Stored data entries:
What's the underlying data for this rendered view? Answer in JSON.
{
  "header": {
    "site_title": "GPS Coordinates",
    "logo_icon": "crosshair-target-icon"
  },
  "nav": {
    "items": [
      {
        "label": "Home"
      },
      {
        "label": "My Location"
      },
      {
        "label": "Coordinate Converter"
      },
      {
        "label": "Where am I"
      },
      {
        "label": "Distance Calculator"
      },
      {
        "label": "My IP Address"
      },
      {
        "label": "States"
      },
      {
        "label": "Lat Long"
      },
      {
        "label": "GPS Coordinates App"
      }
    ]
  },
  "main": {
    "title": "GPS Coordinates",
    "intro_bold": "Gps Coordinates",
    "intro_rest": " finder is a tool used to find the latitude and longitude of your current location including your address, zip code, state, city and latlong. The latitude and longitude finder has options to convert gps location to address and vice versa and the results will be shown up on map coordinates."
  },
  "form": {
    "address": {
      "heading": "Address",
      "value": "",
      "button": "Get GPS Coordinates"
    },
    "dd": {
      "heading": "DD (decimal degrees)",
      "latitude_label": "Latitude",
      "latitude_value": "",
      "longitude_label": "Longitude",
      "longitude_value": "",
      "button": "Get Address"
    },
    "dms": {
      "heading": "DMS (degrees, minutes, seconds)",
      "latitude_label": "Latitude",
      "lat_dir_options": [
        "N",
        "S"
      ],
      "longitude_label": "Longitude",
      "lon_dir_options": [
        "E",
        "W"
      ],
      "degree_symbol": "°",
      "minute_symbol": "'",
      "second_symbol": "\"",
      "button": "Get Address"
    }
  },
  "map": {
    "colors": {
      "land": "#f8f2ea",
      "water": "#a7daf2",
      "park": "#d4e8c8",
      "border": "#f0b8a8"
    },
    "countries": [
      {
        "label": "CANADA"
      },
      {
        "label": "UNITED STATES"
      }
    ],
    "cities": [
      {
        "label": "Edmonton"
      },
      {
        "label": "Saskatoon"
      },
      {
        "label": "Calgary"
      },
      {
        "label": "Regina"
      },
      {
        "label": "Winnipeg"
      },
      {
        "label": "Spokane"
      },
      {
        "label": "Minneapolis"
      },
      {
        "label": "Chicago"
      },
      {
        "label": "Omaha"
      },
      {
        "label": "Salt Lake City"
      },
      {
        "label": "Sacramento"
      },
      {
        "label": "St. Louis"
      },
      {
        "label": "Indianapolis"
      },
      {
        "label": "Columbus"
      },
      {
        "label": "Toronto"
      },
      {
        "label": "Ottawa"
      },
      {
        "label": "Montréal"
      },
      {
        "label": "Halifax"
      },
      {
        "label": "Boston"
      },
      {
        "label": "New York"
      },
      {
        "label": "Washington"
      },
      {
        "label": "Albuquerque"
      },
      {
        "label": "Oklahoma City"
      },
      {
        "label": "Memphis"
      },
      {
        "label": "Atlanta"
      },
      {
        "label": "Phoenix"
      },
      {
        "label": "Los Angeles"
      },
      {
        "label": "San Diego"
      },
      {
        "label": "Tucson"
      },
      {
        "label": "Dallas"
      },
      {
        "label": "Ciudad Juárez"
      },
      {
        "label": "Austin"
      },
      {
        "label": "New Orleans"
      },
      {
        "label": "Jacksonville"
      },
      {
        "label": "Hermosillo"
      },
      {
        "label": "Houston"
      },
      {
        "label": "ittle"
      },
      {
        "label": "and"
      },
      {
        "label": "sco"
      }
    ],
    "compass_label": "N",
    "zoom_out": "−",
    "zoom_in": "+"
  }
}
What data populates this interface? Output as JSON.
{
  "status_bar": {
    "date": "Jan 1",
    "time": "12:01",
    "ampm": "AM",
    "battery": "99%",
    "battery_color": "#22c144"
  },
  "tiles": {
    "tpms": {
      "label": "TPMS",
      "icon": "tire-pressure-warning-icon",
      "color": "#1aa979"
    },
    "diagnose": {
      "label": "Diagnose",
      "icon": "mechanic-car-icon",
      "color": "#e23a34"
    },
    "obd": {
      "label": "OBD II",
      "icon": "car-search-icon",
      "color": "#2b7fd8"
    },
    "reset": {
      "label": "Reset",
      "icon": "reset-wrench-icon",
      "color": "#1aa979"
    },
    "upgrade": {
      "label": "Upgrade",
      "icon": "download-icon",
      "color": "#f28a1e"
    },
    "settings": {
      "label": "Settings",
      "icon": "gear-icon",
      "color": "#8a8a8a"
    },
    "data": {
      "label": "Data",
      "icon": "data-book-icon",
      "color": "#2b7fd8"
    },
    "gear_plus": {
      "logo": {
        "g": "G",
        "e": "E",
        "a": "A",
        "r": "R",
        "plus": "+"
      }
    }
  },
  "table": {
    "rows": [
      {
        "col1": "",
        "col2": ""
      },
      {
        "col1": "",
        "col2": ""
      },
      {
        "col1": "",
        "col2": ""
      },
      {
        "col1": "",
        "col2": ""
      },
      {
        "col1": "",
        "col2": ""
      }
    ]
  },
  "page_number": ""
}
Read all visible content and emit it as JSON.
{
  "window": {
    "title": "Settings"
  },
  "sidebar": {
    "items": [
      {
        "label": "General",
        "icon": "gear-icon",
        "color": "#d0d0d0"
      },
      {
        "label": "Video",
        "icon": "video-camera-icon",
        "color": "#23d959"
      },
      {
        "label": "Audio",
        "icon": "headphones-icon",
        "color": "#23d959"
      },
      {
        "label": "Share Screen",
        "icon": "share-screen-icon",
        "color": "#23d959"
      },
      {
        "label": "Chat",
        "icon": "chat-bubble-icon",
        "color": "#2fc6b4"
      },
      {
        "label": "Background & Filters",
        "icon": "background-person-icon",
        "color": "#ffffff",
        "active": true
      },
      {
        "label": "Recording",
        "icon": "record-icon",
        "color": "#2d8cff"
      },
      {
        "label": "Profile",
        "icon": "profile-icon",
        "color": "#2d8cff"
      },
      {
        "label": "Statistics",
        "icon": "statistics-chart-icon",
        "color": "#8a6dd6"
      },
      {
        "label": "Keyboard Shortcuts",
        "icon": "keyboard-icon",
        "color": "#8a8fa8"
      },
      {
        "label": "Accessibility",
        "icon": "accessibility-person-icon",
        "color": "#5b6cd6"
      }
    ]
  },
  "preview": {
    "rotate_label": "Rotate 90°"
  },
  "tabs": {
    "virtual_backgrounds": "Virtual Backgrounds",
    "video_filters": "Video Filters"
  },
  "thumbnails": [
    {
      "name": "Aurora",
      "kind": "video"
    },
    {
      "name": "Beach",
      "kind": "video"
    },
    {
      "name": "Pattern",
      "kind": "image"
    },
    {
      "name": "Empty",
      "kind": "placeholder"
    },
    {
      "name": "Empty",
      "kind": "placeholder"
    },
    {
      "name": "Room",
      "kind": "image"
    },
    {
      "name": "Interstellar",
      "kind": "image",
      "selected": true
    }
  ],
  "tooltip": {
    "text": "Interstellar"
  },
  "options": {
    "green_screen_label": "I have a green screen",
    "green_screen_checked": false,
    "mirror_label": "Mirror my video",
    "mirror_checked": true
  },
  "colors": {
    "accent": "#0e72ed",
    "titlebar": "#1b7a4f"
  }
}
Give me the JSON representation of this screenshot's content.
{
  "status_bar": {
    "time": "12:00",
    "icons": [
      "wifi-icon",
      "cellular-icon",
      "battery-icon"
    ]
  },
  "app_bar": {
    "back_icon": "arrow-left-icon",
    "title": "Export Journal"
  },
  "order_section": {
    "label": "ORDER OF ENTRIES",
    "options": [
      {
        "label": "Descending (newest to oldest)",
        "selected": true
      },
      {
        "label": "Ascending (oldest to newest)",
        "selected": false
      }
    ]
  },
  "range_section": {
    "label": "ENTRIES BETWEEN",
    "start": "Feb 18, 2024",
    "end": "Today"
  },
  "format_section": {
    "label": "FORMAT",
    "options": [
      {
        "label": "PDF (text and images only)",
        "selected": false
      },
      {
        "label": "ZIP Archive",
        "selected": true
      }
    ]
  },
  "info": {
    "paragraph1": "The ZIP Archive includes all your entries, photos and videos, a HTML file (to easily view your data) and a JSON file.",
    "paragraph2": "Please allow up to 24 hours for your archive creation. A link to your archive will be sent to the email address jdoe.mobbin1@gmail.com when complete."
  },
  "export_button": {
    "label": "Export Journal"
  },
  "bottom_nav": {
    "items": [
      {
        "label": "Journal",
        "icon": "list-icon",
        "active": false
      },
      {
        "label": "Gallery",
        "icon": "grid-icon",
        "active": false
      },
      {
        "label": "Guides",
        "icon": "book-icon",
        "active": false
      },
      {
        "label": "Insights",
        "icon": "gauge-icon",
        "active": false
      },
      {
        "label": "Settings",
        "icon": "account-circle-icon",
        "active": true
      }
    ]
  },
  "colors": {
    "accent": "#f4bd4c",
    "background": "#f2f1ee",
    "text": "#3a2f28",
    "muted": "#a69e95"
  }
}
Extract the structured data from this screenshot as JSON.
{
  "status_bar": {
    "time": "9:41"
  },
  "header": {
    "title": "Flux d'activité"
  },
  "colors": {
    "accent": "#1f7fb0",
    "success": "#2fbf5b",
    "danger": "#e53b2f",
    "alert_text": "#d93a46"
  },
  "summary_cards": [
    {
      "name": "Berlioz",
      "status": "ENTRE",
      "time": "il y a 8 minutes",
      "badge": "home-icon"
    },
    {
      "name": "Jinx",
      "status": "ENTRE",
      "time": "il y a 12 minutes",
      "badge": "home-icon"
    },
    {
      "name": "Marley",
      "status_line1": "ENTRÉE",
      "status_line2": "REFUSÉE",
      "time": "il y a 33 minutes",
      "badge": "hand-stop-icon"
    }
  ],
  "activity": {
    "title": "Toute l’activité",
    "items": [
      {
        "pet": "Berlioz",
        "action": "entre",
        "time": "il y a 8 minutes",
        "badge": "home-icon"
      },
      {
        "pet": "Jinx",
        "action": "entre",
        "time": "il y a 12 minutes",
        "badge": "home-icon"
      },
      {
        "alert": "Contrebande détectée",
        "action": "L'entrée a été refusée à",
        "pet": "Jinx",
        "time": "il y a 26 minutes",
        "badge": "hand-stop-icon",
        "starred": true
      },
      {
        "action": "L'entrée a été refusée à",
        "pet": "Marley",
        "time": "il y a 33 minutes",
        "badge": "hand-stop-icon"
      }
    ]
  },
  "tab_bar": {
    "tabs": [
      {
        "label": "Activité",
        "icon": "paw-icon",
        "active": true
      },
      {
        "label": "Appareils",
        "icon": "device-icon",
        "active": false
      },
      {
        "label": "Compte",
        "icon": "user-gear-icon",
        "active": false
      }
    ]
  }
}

> GIVEN REQUEST
State how many lines of the material contain the string "this", with no other words.

> WRITTEN RESPONSE
4